*EXTRACTED TEXT*.

-- Begin --

Smoot v. Checketts

Decision Date14 June 1912
Docket Number2230
Citation125 P. 412,41 Utah 211
CourtUtah Supreme Court
PartiesSMOOT v. CHECKETTS et al

APPEAL from District Court, Second District; Hon. J. A. Howell Judge.

Action by William S. Smoot against Joseph Checketts and another doing business under the name of Checketts & Bradeson, and others.

Judgment for plaintiff. Defendants appeal.

AFFIRMED.

A. G Horn for appellants.

Agee & McCracken, J. N. Kimball and R. S. Farnsworth for respondent.

FRICK, C. J. McCARTY, J., concurs. STRAUP, J., dissenting.

OPINION

FRICK, C. J.

The respondent, William S. Smoot, for himself and as the assignee of other lien claimants, commenced this action to foreclose certain mechanics' liens. Ray A. Ross filed a cross-complaint, but, for the purposes of this opinion, he will be treated the same as though he were an assignee of the respondent Smoot. The district court found the issues in favor of the lien claimants and ordered that the premises against which the liens were claimed be sold.

The controlling facts, stated as briefly as possible, are: That Checketts & Bradeson, as copartners, and hereafter called contractors, in April, 1908, entered into a contract with the Inter-Mountain Fair Association, a corporation, hereafter styled association, whereby said contractors agreed to furnish the labor and material to construct and complete certain buildings, and also to remove and repair certain other buildings and structures for said association, for the agreed price of $ 2,839, payable on and before the completion of the buildings and structures aforesaid. Said contractors became financially embarrassed, and some time in the latter part of July, 1908, before completing the buildings and structures aforesaid, abandoned their contract. Prior to said abandonment, said contractors had, however, contracted debts and obligations for material used in and for labor performed upon said buildings and structures. The controversy in this case is limited to the claims for labor performed as aforesaid.

-- End --

*TASK REQUIREMENTS*.
1) From the court opinion, duplicate word for word the part that opens with the words containing "A. G Horn for" and closes with "claimed be sold.".
2) Answer these from the court opinion:
(a) On what date was the case decided?
(b) What was the agreed price in the contract between the contractors and the association?
(c) When did the contractors abandon their contract?
3) Take the court opinion further, picking up after its last sentence.

*DATASET EXCERPTS*.

-- Begin --

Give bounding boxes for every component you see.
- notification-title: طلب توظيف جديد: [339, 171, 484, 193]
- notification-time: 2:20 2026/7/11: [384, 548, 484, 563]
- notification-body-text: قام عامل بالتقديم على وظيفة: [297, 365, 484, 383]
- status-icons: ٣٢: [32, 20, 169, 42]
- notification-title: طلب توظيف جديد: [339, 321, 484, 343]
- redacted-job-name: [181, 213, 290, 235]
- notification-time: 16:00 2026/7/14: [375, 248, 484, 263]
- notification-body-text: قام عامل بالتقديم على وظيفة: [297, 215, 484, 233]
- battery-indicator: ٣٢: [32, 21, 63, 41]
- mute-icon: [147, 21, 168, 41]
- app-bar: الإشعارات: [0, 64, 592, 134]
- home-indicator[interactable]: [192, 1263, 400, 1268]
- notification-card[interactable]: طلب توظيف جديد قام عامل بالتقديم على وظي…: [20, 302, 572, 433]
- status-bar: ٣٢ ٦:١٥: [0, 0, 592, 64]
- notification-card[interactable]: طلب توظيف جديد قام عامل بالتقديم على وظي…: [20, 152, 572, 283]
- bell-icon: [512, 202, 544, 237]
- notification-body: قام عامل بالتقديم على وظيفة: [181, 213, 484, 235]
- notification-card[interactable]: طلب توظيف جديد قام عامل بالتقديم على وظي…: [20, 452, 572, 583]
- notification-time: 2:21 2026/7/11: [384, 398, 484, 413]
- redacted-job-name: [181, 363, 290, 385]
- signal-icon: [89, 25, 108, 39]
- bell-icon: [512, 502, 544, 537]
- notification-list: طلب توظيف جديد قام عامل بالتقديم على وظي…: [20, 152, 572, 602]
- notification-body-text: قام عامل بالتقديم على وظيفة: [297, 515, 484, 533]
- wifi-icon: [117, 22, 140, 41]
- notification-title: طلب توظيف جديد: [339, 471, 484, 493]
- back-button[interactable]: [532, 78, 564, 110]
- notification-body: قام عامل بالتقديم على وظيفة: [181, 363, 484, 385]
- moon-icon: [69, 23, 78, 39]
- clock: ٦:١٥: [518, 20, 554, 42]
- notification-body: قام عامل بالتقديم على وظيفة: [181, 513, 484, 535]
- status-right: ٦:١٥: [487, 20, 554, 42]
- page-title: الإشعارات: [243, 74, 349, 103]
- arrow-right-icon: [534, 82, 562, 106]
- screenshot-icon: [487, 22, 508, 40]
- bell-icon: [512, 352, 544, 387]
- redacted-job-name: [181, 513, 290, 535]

-- End --

*RESULTS OF THE EXERCISE*.
1)
A. G Horn for appellants.

Agee & McCracken, J. N. Kimball and R. S. Farnsworth for respondent.

FRICK, C. J. McCARTY, J., concurs. STRAUP, J., dissenting.

OPINION

FRICK, C. J.

The respondent, William S. Smoot, for himself and as the assignee of other lien claimants, commenced this action to foreclose certain mechanics' liens. Ray A. Ross filed a cross-complaint, but, for the purposes of this opinion, he will be treated the same as though he were an assignee of the respondent Smoot. The district court found the issues in favor of the lien claimants and ordered that the premises against which the liens were claimed be sold.

2)
(a) 14 June 1912
(b) $2,839
(c) In the latter part of July, 1908

3)
One of the principal questions presented for determination arose out of the following circumstances, namely:

A short time after the contractors had abandoned their contract, a number of the laborers who had been employed by said contractors, and who, under such employment, had performed labor upon the buildings and structures aforesaid, met with some of the officers of the association and demanded payment for their labor, and, in case payment were not made, they threatened to file liens under the statutes of this state against said buildings and structures. After some discussion, the association paid the claimants about one-third of what was due them for labor, and took from each of them a receipt in the following form: "Ogden, Utah, July 31, 1908. Received of Inter-Mountain Fair Association dollars, in full of all claims against the above association for labor." The amount that was paid to each claimant was inserted in his receipt, and each one signed a separate form. In its answer, the association pleaded the foregoing payment as an accord, satisfaction, and settlement of all claims. The claimants, however, denied such compromise or settlement. Upon that issue the court found that, when the foregoing payments were made and the receipts executed and delivered, "there was in fact no agreement that either of said parties would release the said defendant (association), or the defendants Checketts & Bradeson (the contractors) from liability to them, and, further, that there was no dispute at the time of said payments as to the amounts then due and owing to the said plaintiff" or his assignors, including Ross. The court further found that there was no consideration to support the alleged accord and satisfaction, and further found that the payments made as aforesaid were made out of money that was due and owing by said association to said contractors. The court further found that, although said contractors had abandoned said contract, notwithstanding that fact "there was sufficient money remaining in its (the association's) hands of the contract price of the work to be performed under said contract after the payment for the completion of said work to pay the plaintiff and his assignors" together with all other claims for material. Upon these facts the court found, as a conclusion of law, that there was neither a compromise settlement nor an accord and satisfaction of said claims.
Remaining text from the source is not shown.